» GOAL OF THE EXERCISE
Render the records below, from the line containing "List all visible" through the line containing "bedroom-closet bbox=[910, 277, 1031, 328]", as a two-column CSV with the columns instruction and response and one row for each request. Put the request's text and its answer each in a single quoted field, with line breaks replaced by spaces.

» DATASET EXTRACT
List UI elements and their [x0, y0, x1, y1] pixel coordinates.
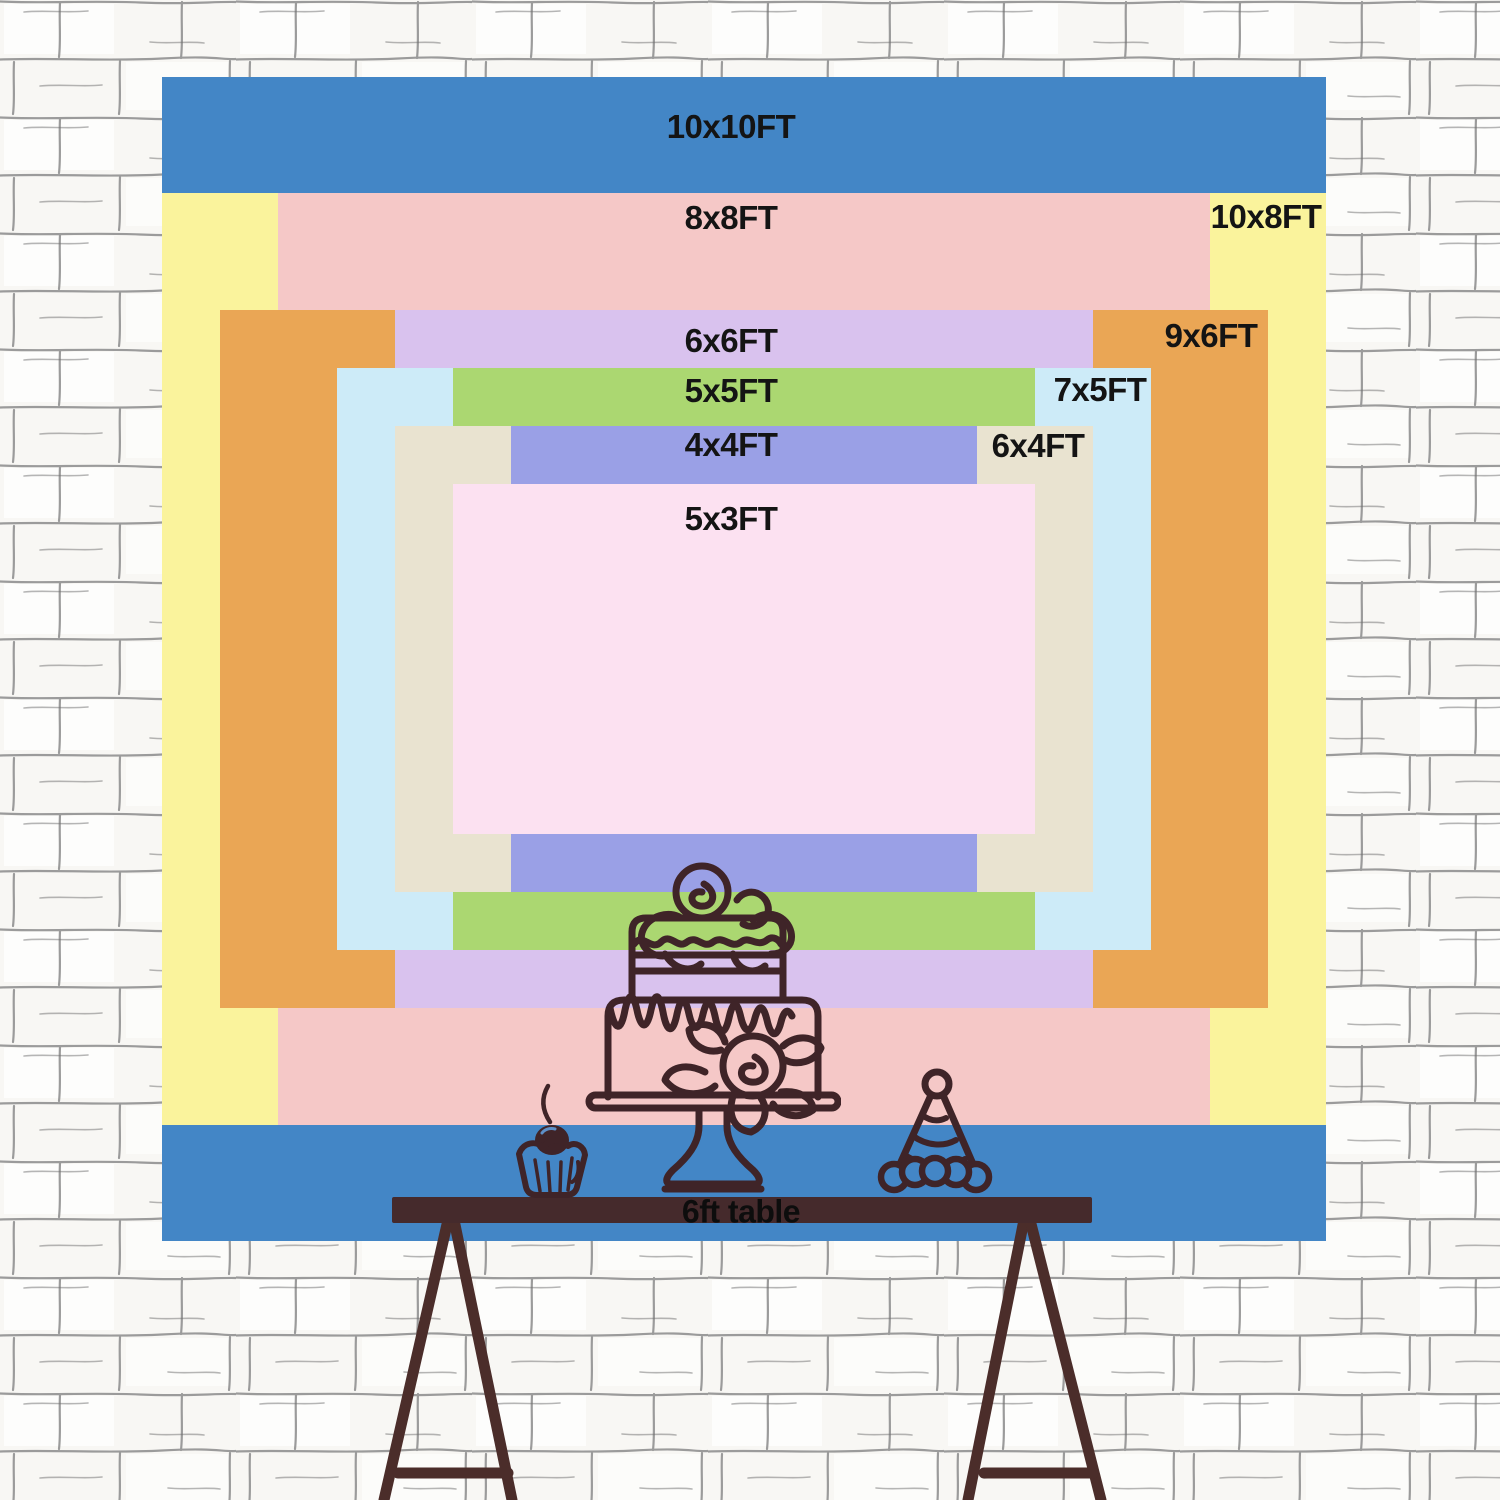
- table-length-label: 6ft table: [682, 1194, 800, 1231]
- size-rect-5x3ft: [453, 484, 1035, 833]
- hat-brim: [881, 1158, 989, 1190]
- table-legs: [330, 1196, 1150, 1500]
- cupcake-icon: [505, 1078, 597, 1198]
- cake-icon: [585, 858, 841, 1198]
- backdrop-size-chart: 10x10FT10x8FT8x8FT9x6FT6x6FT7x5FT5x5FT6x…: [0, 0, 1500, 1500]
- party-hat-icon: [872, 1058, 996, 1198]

* * *

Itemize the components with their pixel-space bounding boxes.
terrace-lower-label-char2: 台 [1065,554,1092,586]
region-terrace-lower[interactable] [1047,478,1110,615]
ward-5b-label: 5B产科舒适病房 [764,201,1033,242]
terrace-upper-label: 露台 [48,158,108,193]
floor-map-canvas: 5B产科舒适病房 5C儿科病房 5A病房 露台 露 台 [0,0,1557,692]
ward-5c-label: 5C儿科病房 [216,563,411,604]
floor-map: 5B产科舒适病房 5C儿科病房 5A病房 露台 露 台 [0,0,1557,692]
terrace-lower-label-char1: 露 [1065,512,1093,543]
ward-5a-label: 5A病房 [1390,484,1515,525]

* * *

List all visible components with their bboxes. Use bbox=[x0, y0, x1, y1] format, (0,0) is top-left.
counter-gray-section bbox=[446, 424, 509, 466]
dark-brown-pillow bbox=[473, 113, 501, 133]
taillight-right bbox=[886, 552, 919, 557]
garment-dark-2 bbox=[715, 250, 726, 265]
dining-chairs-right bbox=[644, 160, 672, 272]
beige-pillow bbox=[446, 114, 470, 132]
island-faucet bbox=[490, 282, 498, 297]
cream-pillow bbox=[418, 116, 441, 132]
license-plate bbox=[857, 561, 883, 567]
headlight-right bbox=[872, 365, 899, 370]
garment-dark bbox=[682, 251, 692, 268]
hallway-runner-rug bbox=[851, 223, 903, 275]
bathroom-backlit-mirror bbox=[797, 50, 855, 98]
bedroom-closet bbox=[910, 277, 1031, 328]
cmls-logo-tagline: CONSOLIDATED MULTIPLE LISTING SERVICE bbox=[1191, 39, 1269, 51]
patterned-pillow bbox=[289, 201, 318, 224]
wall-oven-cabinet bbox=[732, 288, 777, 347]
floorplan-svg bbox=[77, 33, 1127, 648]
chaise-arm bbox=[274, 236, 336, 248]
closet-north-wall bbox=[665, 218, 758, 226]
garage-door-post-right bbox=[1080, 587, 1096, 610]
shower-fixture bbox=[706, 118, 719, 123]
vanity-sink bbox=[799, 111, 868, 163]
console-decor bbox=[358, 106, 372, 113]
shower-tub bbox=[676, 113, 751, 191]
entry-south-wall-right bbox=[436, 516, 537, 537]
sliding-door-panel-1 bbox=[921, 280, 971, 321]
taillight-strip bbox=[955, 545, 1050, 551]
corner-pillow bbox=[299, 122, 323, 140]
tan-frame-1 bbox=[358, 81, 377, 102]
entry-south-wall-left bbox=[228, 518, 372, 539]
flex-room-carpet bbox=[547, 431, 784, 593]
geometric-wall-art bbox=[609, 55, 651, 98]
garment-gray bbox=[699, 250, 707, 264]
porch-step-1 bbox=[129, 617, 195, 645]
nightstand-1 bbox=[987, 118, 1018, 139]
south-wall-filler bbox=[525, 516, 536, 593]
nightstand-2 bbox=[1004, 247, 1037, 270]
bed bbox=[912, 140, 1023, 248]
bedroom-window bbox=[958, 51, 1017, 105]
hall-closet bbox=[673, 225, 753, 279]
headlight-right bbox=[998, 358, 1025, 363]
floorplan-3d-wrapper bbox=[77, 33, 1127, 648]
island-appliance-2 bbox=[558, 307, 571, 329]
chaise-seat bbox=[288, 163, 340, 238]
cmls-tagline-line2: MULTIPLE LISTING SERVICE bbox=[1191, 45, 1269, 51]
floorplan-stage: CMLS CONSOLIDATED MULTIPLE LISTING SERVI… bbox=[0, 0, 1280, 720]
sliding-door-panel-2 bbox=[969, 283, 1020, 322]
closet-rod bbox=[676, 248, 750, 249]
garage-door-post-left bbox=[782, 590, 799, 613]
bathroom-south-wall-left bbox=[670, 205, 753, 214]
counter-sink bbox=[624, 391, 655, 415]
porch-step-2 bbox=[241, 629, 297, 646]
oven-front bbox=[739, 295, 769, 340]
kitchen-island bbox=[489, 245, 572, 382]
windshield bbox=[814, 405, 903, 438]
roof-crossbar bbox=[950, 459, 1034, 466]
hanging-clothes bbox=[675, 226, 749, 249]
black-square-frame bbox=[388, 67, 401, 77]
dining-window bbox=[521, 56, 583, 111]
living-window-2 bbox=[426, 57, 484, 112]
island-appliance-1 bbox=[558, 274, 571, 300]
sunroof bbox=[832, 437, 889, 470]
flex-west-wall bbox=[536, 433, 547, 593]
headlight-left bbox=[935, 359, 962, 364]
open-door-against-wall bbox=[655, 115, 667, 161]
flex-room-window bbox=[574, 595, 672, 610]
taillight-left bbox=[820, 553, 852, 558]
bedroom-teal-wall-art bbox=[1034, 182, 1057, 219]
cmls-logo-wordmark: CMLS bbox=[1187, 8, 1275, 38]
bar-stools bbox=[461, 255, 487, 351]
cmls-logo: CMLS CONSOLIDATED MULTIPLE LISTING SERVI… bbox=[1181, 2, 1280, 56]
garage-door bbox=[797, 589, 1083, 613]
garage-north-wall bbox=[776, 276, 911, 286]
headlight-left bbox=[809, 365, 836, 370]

» WRITTEN SOLUTION
instruction,response
"List all visible components with their bboxes. Use bbox=[x0, y0, x1, y1] format, (0,0) is top-left.","counter-gray-section bbox=[446, 424, 509, 466] dark-brown-pillow bbox=[473, 113, 501, 133] taillight-right bbox=[886, 552, 919, 557] garment-dark-2 bbox=[715, 250, 726, 265] dining-chairs-right bbox=[644, 160, 672, 272] beige-pillow bbox=[446, 114, 470, 132] island-faucet bbox=[490, 282, 498, 297] cream-pillow bbox=[418, 116, 441, 132] license-plate bbox=[857, 561, 883, 567] headlight-right bbox=[872, 365, 899, 370] garment-dark bbox=[682, 251, 692, 268] hallway-runner-rug bbox=[851, 223, 903, 275] bathroom-backlit-mirror bbox=[797, 50, 855, 98] bedroom-closet bbox=[910, 277, 1031, 328]"